START AVAILABLE RECORDS

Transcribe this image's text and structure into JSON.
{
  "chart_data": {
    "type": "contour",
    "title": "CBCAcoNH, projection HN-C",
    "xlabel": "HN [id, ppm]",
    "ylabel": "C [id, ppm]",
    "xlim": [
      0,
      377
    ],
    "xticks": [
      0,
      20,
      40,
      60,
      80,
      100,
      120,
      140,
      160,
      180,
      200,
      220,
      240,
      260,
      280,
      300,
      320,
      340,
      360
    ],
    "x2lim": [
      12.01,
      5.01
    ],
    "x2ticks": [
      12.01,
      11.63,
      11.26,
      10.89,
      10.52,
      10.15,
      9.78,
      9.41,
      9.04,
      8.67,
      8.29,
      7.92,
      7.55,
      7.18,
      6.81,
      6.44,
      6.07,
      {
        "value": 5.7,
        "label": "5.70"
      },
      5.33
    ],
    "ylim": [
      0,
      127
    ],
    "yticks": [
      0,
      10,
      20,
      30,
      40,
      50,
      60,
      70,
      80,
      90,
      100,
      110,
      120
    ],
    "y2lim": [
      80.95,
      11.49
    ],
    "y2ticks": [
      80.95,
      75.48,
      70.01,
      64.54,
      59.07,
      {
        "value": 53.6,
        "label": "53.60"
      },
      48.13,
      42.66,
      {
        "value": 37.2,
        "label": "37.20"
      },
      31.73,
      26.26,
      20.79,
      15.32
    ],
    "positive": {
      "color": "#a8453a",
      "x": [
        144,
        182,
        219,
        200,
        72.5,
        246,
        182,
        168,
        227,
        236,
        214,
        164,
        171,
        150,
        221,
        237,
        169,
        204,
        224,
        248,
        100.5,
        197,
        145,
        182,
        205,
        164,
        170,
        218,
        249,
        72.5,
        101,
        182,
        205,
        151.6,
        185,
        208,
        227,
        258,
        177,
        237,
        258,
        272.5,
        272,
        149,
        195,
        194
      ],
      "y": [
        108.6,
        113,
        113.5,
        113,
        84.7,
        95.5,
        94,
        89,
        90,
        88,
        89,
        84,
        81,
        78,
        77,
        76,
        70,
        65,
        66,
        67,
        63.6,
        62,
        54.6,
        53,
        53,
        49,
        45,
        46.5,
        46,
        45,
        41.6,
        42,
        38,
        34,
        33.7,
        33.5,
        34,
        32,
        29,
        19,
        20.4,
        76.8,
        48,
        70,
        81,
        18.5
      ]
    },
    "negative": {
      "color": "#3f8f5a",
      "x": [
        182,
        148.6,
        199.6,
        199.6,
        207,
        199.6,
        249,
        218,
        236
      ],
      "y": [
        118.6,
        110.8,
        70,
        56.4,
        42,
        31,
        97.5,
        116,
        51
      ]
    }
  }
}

END AVAILABLE RECORDS

__REQUIREMENTS__
Repeat the data precisely, line by line.

__FULL ANSWER__
Transcribe this image's text and structure into JSON.
{
  "chart_data": {
    "type": "contour",
    "title": "CBCAcoNH, projection HN-C",
    "xlabel": "HN [id, ppm]",
    "ylabel": "C [id, ppm]",
    "xlim": [
      0,
      377
    ],
    "xticks": [
      0,
      20,
      40,
      60,
      80,
      100,
      120,
      140,
      160,
      180,
      200,
      220,
      240,
      260,
      280,
      300,
      320,
      340,
      360
    ],
    "x2lim": [
      12.01,
      5.01
    ],
    "x2ticks": [
      12.01,
      11.63,
      11.26,
      10.89,
      10.52,
      10.15,
      9.78,
      9.41,
      9.04,
      8.67,
      8.29,
      7.92,
      7.55,
      7.18,
      6.81,
      6.44,
      6.07,
      {
        "value": 5.7,
        "label": "5.70"
      },
      5.33
    ],
    "ylim": [
      0,
      127
    ],
    "yticks": [
      0,
      10,
      20,
      30,
      40,
      50,
      60,
      70,
      80,
      90,
      100,
      110,
      120
    ],
    "y2lim": [
      80.95,
      11.49
    ],
    "y2ticks": [
      80.95,
      75.48,
      70.01,
      64.54,
      59.07,
      {
        "value": 53.6,
        "label": "53.60"
      },
      48.13,
      42.66,
      {
        "value": 37.2,
        "label": "37.20"
      },
      31.73,
      26.26,
      20.79,
      15.32
    ],
    "positive": {
      "color": "#a8453a",
      "x": [
        144,
        182,
        219,
        200,
        72.5,
        246,
        182,
        168,
        227,
        236,
        214,
        164,
        171,
        150,
        221,
        237,
        169,
        204,
        224,
        248,
        100.5,
        197,
        145,
        182,
        205,
        164,
        170,
        218,
        249,
        72.5,
        101,
        182,
        205,
        151.6,
        185,
        208,
        227,
        258,
        177,
        237,
        258,
        272.5,
        272,
        149,
        195,
        194
      ],
      "y": [
        108.6,
        113,
        113.5,
        113,
        84.7,
        95.5,
        94,
        89,
        90,
        88,
        89,
        84,
        81,
        78,
        77,
        76,
        70,
        65,
        66,
        67,
        63.6,
        62,
        54.6,
        53,
        53,
        49,
        45,
        46.5,
        46,
        45,
        41.6,
        42,
        38,
        34,
        33.7,
        33.5,
        34,
        32,
        29,
        19,
        20.4,
        76.8,
        48,
        70,
        81,
        18.5
      ]
    },
    "negative": {
      "color": "#3f8f5a",
      "x": [
        182,
        148.6,
        199.6,
        199.6,
        207,
        199.6,
        249,
        218,
        236
      ],
      "y": [
        118.6,
        110.8,
        70,
        56.4,
        42,
        31,
        97.5,
        116,
        51
      ]
    }
  }
}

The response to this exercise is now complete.